▶ [AIM]
Only lines with the string "Jane" matter here; gather them from the material below.

▶ [RECORD EXTRACTS]

(begin)

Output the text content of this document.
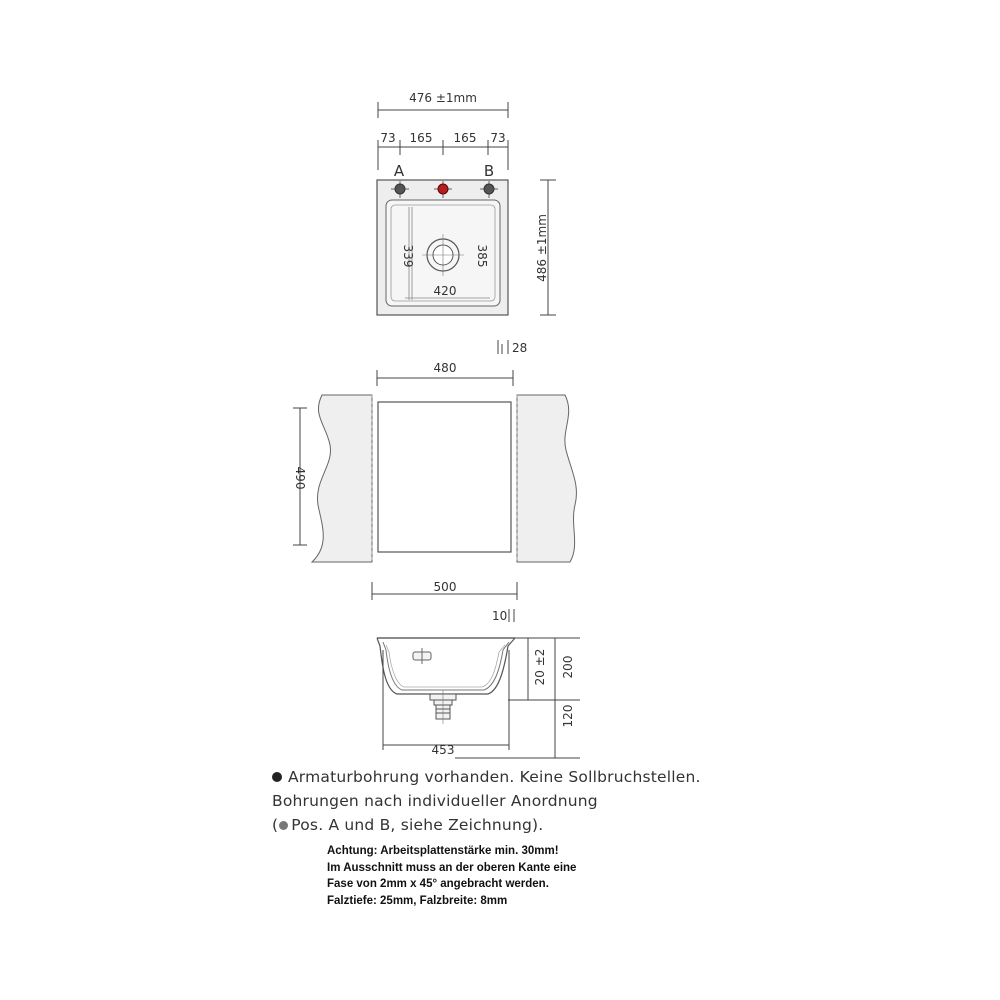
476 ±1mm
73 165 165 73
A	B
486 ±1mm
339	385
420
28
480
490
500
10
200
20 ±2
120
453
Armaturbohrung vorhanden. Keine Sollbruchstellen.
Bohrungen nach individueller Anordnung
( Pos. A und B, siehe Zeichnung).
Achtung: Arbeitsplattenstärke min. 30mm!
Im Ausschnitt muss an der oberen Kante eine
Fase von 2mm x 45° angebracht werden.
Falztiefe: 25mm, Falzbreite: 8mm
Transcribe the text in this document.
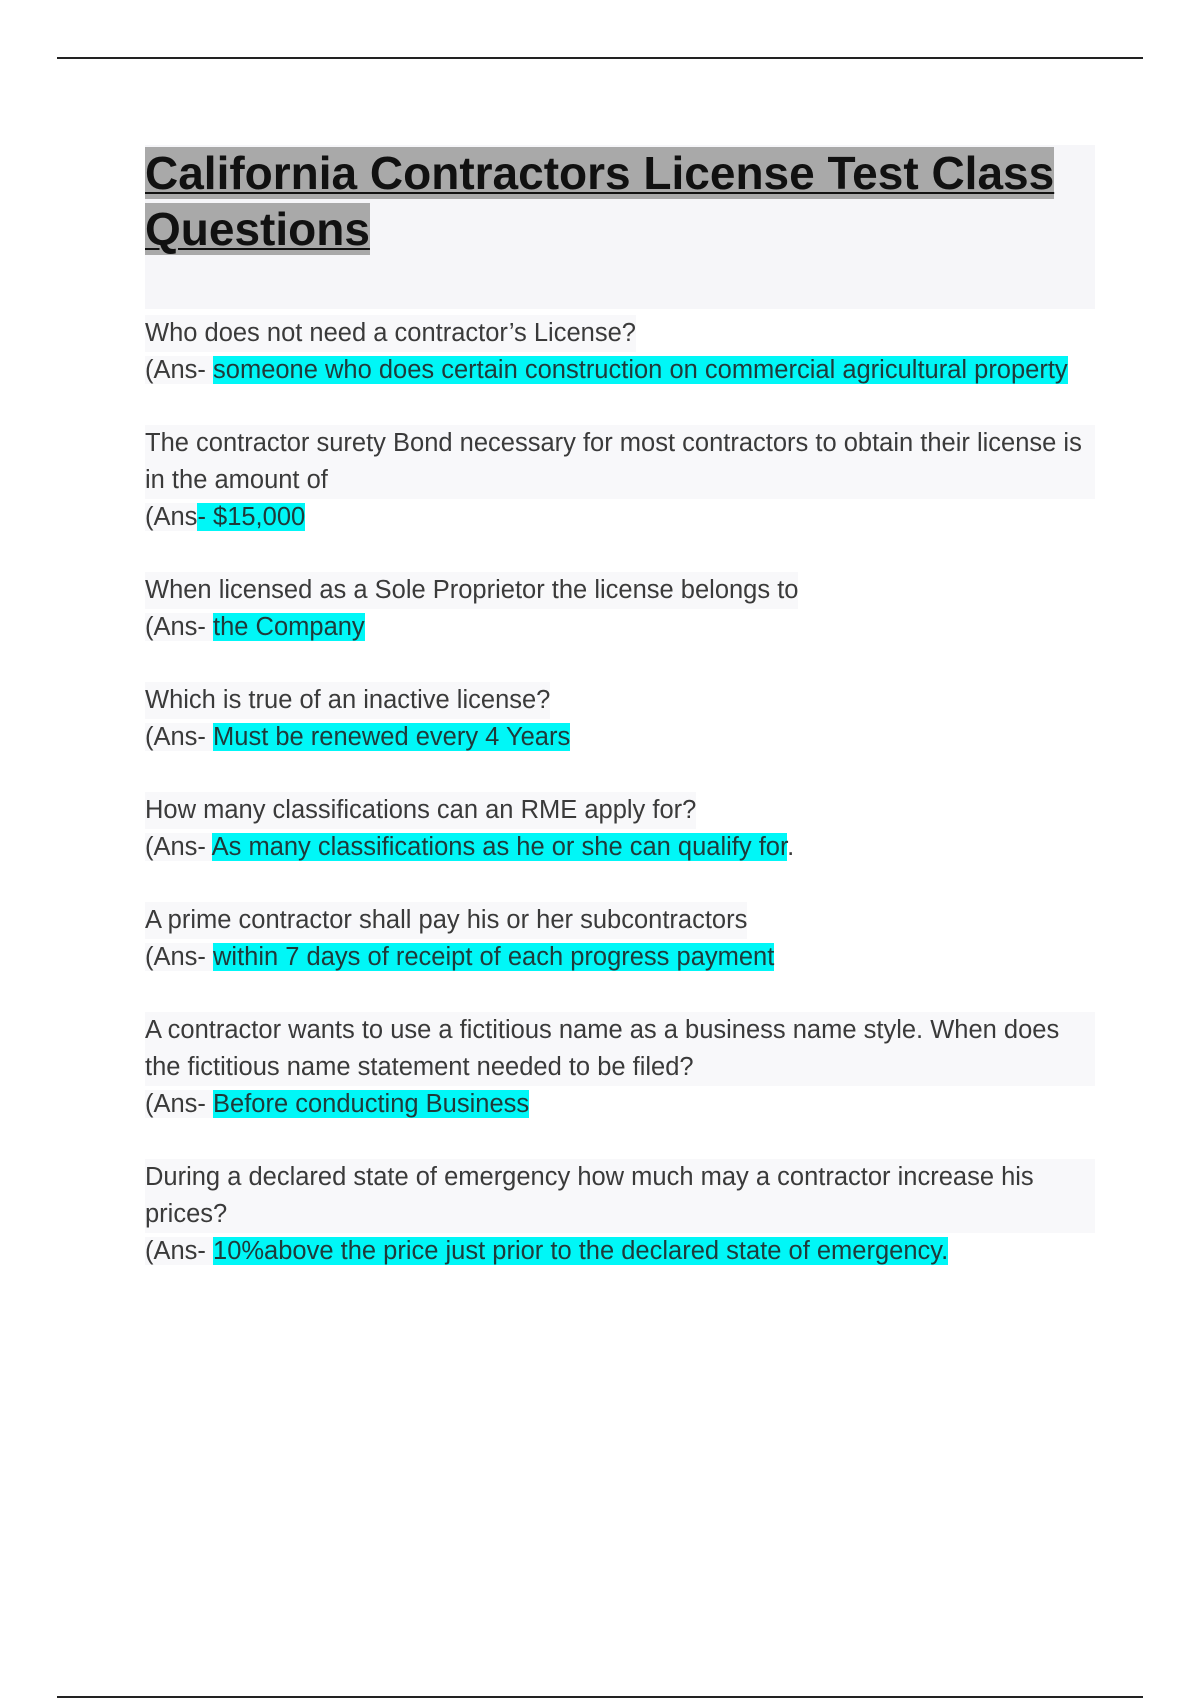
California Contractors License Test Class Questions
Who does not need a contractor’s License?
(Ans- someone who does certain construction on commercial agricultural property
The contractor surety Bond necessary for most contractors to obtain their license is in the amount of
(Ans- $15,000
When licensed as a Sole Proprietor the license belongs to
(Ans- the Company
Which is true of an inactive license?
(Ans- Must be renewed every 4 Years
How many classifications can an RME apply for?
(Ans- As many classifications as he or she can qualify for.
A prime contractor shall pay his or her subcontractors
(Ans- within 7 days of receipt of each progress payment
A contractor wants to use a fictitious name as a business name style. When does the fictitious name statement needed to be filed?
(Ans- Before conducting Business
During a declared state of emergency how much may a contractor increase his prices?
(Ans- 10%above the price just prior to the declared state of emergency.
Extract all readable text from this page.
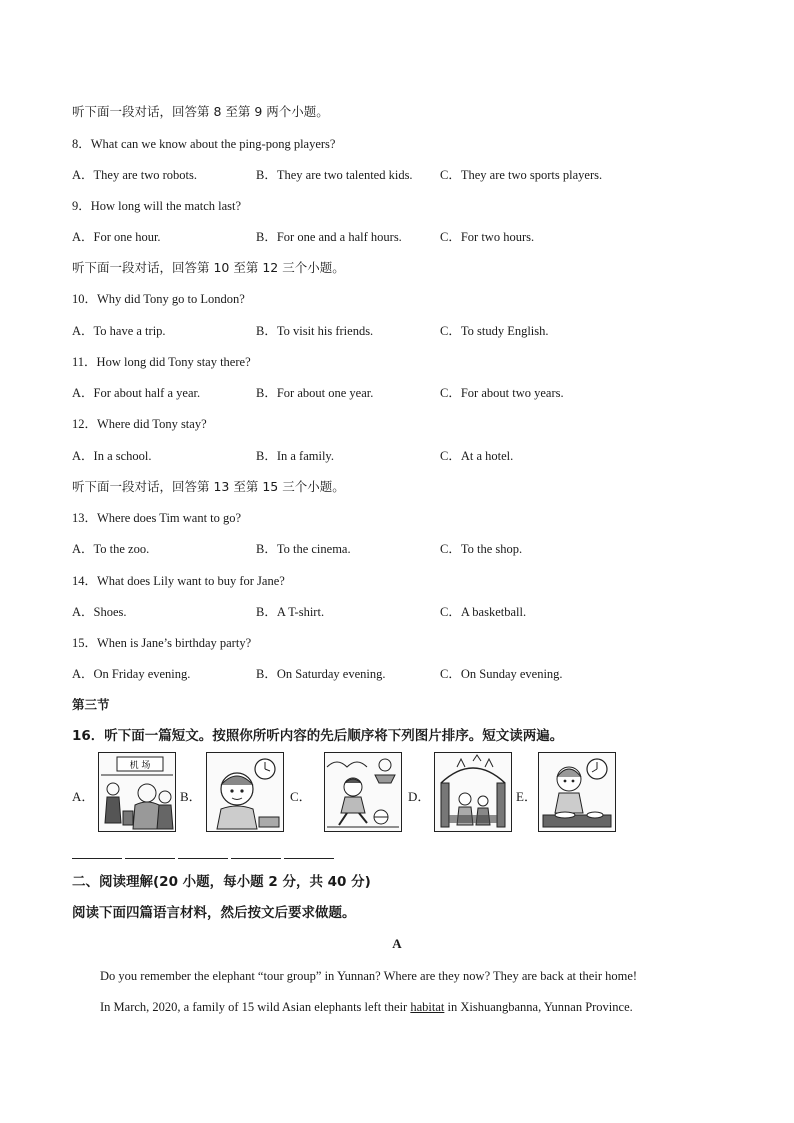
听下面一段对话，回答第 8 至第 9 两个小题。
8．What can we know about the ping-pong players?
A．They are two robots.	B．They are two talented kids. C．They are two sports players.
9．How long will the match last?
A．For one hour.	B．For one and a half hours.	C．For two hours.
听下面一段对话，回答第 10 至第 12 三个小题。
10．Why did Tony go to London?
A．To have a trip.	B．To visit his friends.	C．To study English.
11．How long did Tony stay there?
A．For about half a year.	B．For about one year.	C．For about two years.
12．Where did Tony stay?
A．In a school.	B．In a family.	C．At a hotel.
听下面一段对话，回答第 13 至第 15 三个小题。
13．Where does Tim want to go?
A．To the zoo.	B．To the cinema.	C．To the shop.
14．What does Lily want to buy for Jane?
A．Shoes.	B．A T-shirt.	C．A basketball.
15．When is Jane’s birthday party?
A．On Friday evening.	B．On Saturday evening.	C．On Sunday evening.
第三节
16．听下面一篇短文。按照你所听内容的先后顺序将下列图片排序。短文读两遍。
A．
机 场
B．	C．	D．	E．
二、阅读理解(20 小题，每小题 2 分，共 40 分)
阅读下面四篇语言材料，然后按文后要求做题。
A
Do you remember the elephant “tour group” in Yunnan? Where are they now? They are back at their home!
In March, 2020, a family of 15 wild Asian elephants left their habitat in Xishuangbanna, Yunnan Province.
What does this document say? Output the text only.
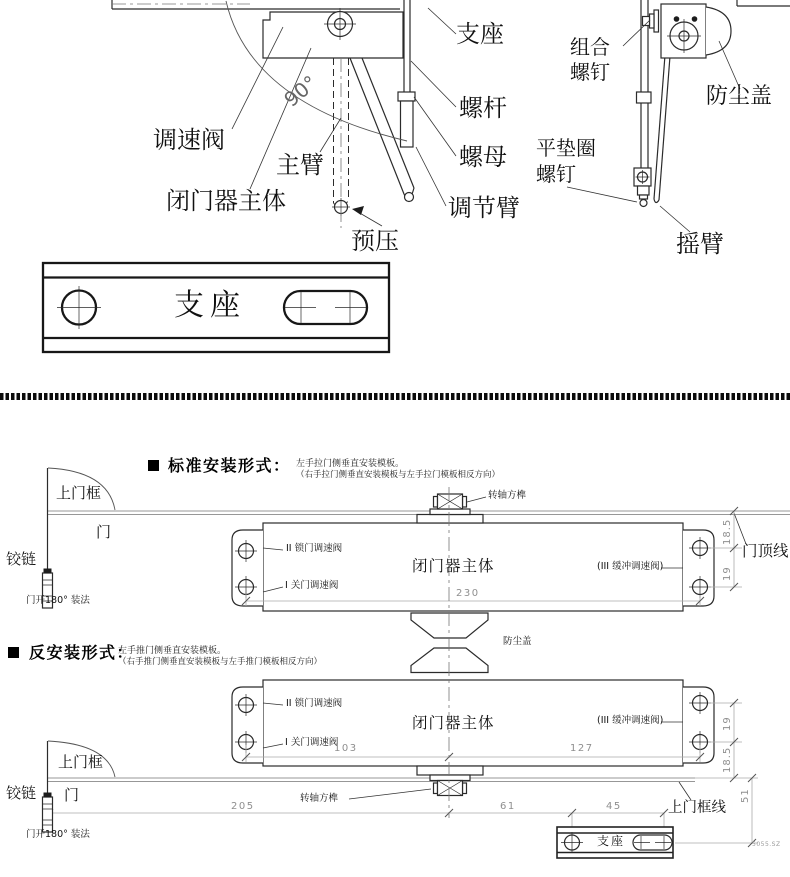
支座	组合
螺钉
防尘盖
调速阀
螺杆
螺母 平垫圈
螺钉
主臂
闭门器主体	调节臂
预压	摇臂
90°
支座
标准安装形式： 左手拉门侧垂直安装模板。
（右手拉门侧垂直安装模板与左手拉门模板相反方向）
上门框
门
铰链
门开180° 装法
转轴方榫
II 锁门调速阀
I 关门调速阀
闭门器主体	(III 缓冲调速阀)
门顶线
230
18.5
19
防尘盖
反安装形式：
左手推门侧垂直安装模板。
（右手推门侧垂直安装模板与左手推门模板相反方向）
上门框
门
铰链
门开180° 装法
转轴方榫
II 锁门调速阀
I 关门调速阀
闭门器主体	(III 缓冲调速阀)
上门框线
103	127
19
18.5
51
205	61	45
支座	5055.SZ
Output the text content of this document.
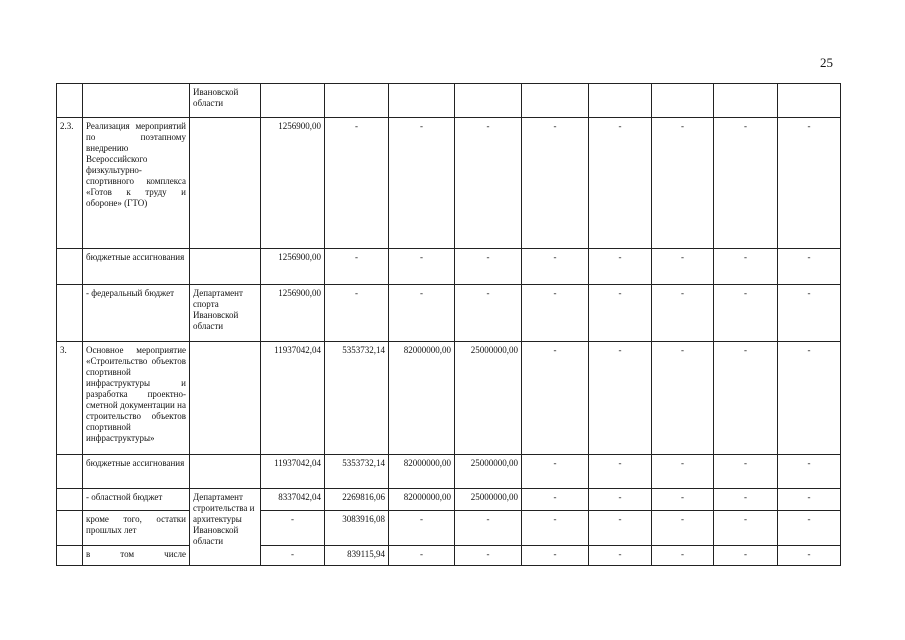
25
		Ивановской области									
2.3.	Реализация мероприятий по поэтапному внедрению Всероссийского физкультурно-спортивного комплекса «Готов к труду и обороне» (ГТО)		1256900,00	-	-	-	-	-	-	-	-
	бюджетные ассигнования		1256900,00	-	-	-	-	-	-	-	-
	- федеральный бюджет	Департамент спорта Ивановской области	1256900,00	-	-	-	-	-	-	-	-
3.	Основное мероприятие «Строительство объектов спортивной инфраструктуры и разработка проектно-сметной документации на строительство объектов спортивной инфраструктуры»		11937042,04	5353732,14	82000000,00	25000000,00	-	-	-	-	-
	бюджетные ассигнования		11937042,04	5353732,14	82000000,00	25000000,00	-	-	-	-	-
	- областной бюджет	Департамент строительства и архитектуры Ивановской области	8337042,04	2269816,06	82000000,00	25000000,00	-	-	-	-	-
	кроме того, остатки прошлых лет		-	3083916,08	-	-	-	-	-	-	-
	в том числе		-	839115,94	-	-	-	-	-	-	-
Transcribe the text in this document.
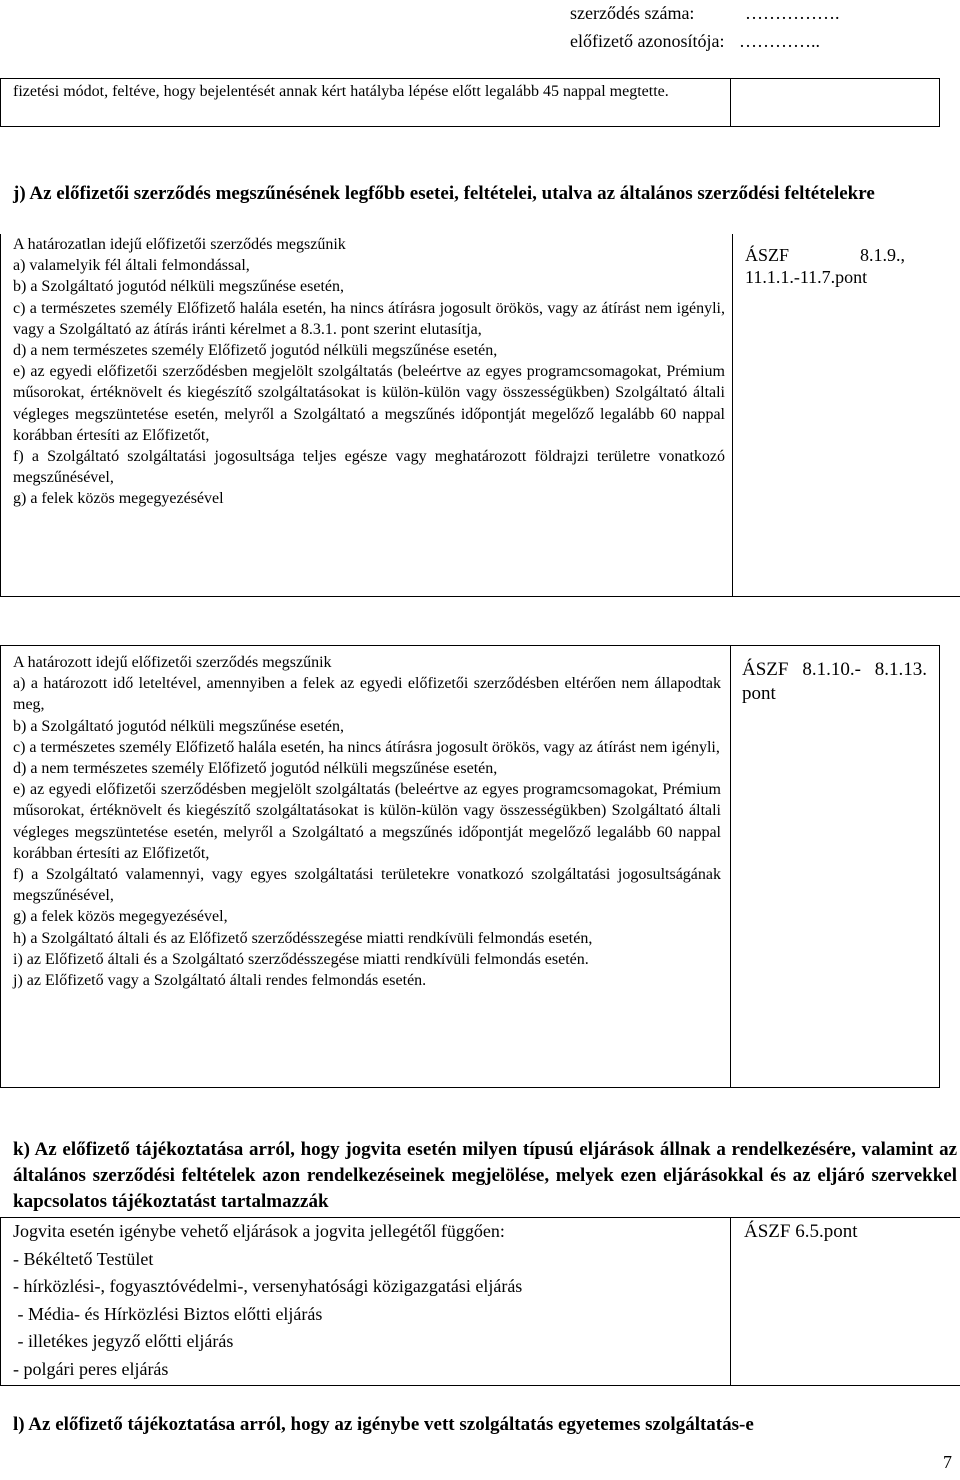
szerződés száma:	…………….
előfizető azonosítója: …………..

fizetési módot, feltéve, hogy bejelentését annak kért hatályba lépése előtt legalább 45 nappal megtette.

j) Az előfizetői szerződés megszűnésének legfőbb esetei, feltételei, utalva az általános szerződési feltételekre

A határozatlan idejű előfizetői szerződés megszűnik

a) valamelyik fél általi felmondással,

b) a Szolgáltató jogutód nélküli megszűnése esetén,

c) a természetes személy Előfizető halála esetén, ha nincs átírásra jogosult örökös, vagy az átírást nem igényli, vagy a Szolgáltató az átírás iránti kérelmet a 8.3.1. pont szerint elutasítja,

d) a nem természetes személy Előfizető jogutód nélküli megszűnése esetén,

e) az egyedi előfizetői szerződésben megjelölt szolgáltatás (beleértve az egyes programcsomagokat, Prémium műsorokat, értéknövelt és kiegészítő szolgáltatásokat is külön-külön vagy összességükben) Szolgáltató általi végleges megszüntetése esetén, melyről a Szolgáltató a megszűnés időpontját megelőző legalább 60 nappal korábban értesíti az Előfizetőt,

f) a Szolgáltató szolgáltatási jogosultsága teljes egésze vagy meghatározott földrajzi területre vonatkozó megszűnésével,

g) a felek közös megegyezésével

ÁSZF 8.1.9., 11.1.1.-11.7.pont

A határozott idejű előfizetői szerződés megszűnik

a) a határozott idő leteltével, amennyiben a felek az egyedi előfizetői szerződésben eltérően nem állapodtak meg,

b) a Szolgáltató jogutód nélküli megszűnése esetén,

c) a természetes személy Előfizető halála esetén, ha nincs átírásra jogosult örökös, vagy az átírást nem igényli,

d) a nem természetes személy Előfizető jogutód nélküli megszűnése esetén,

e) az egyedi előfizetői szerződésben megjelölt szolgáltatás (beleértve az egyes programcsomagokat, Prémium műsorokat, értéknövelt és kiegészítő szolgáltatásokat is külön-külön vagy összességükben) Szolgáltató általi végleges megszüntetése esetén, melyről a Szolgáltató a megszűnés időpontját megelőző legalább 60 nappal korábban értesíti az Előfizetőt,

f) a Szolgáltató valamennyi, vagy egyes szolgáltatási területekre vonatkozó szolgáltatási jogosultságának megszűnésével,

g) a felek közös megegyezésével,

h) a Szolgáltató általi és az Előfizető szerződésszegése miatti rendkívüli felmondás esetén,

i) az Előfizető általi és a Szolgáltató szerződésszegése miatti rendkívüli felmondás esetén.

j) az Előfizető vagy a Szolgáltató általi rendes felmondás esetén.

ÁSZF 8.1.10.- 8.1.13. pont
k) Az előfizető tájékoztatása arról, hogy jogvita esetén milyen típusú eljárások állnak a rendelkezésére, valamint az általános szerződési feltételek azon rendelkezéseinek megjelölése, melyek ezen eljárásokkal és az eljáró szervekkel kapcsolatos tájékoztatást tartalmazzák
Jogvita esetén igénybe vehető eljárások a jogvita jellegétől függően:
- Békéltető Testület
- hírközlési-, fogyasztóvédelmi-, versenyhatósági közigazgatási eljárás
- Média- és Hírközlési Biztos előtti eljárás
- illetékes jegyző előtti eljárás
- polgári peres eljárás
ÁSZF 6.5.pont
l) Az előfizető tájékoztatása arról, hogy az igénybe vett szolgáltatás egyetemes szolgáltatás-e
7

(end)

▶ [THE RESPONSE]
14．What does Lily want to buy for Jane?
15．When is Jane’s birthday party?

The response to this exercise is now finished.